— THE TASK —
Identify the lines that include the word "dklite", then copy all of them.

— EXERCISE DATA —
_ _ _ _ _ _ _
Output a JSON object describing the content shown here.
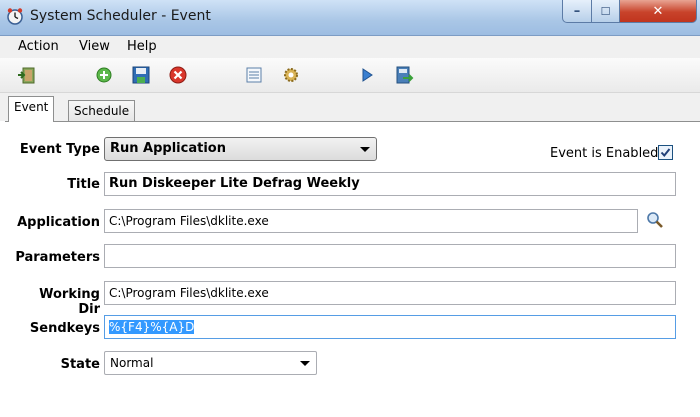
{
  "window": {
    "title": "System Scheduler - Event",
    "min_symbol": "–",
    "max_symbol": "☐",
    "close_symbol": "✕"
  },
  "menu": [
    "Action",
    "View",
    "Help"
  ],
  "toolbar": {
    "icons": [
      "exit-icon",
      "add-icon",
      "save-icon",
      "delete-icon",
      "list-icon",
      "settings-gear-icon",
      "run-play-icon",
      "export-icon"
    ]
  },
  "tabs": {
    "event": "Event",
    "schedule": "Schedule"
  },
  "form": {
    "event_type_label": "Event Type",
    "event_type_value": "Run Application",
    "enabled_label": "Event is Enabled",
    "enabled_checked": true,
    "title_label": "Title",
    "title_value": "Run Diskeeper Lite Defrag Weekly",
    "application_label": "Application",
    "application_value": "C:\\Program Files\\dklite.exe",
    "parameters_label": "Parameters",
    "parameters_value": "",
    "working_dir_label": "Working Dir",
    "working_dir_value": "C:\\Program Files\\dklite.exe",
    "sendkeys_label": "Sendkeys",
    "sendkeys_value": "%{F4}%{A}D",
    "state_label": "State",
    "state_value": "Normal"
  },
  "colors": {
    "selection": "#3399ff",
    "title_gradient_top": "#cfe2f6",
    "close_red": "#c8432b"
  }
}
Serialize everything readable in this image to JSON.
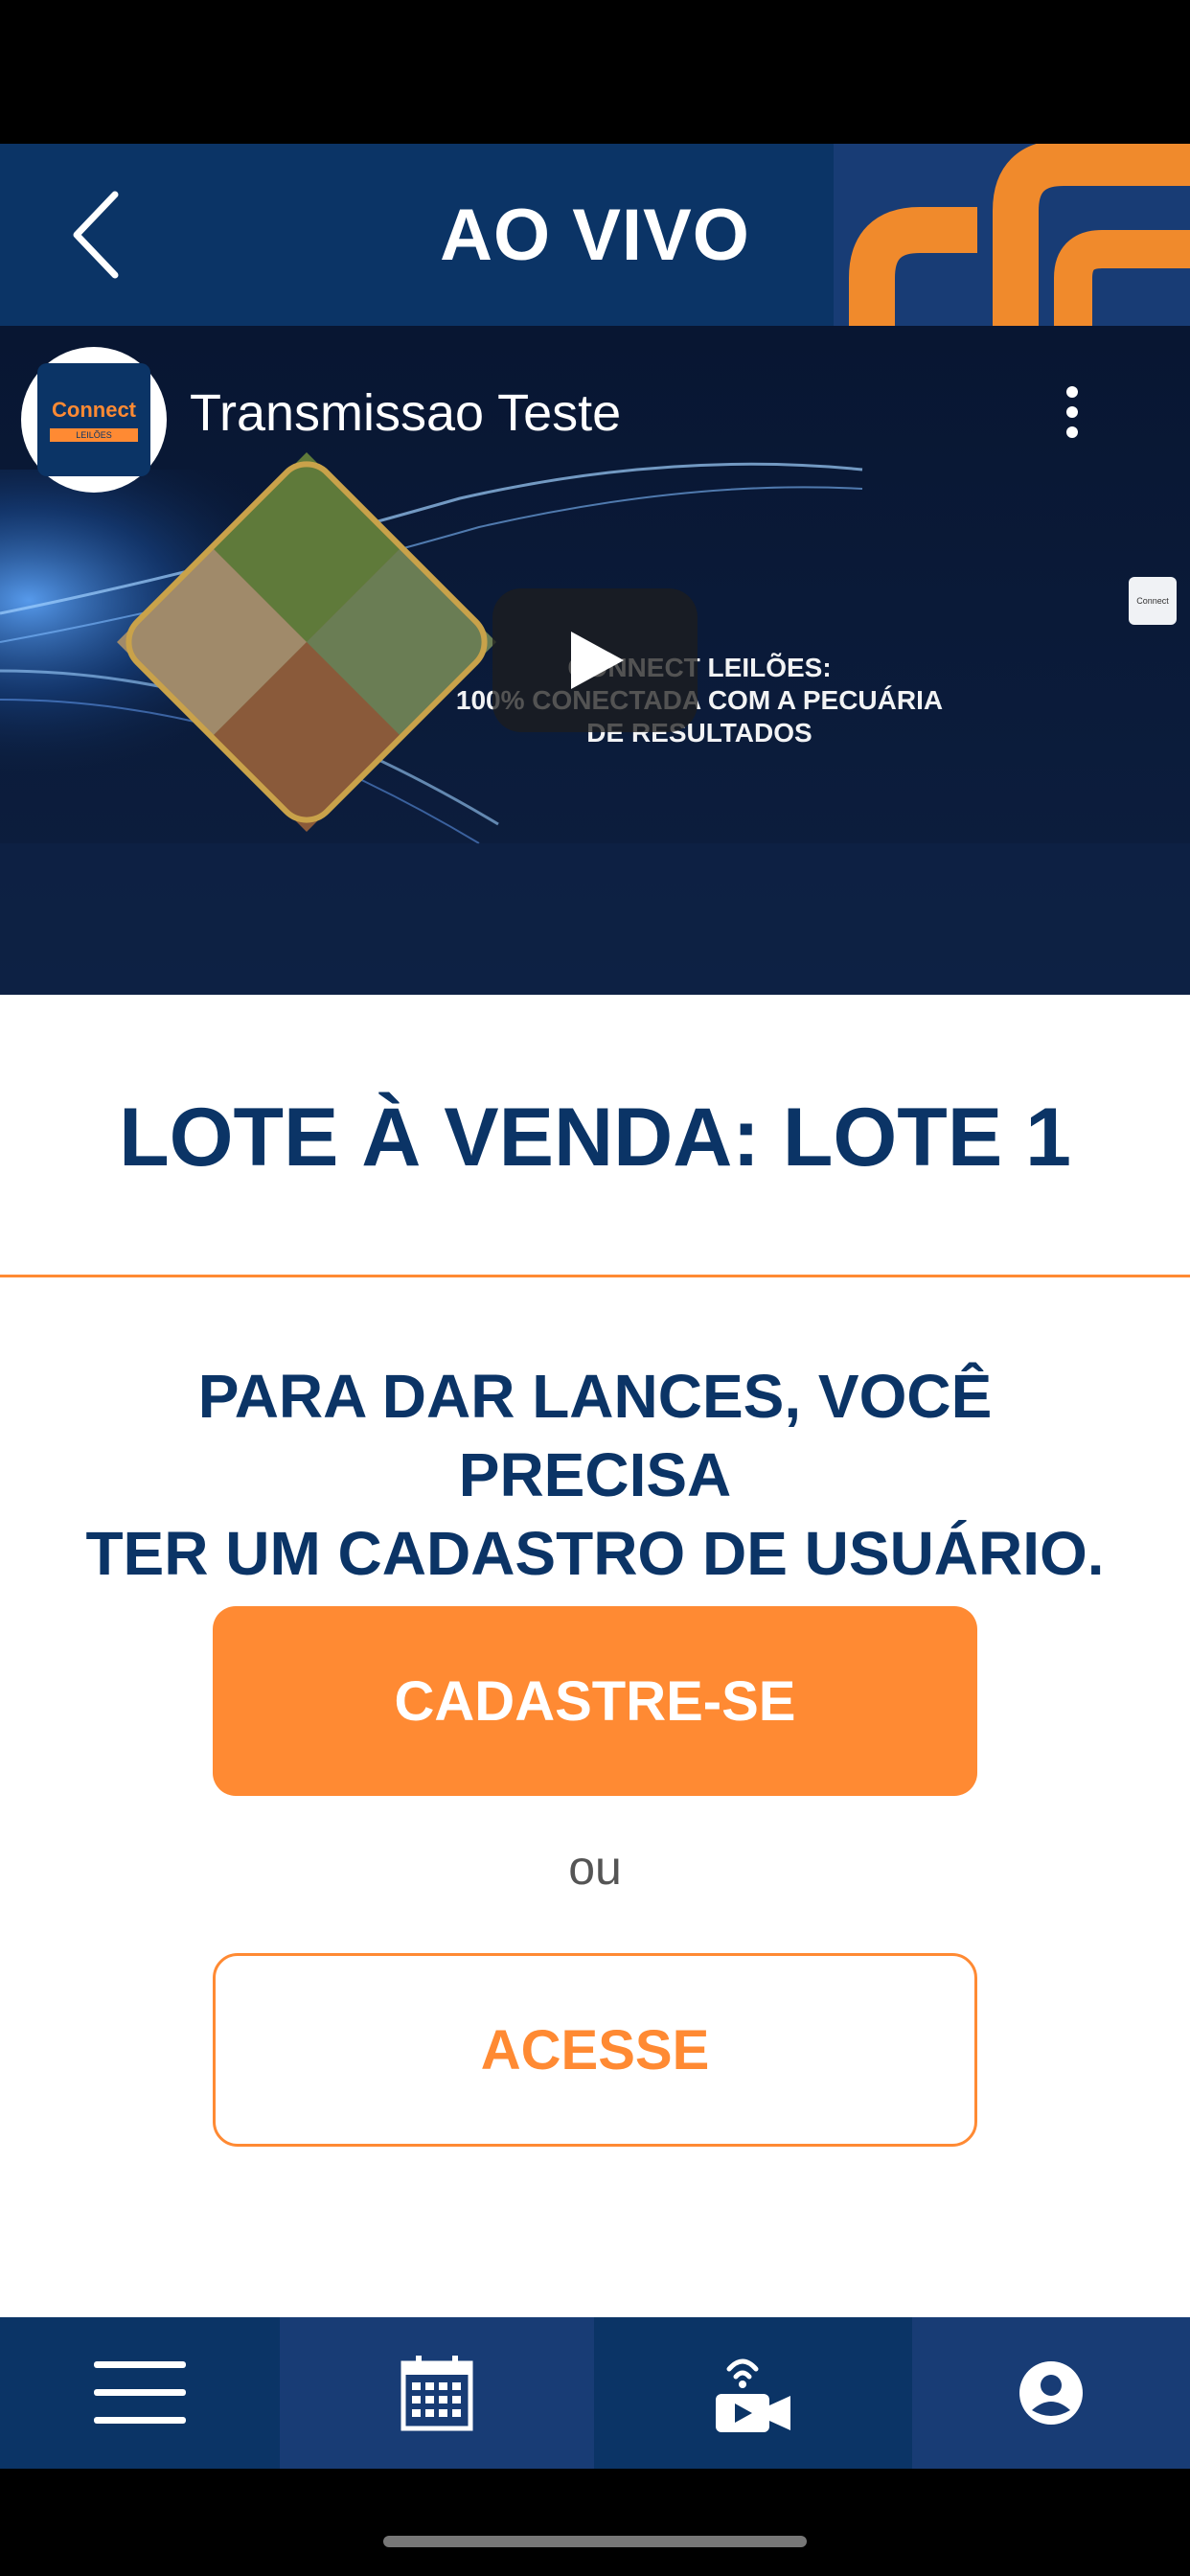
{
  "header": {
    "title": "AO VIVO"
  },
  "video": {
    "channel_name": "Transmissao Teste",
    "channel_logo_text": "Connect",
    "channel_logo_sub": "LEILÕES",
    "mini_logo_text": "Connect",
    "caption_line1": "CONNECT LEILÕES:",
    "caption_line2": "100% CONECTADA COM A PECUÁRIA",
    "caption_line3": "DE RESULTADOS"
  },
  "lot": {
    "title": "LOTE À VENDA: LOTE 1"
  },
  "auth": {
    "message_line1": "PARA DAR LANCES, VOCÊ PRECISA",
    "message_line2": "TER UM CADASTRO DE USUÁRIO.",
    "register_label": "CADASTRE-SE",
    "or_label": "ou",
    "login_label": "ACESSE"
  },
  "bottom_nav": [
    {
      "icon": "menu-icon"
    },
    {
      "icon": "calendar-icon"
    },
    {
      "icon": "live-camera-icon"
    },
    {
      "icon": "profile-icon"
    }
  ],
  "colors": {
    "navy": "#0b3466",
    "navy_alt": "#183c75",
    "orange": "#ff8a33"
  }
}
_ _ _ _ _ _ _
— THE RESPONSE —
    "application_value": "C:\\Program Files\\dklite.exe",
    "working_dir_value": "C:\\Program Files\\dklite.exe",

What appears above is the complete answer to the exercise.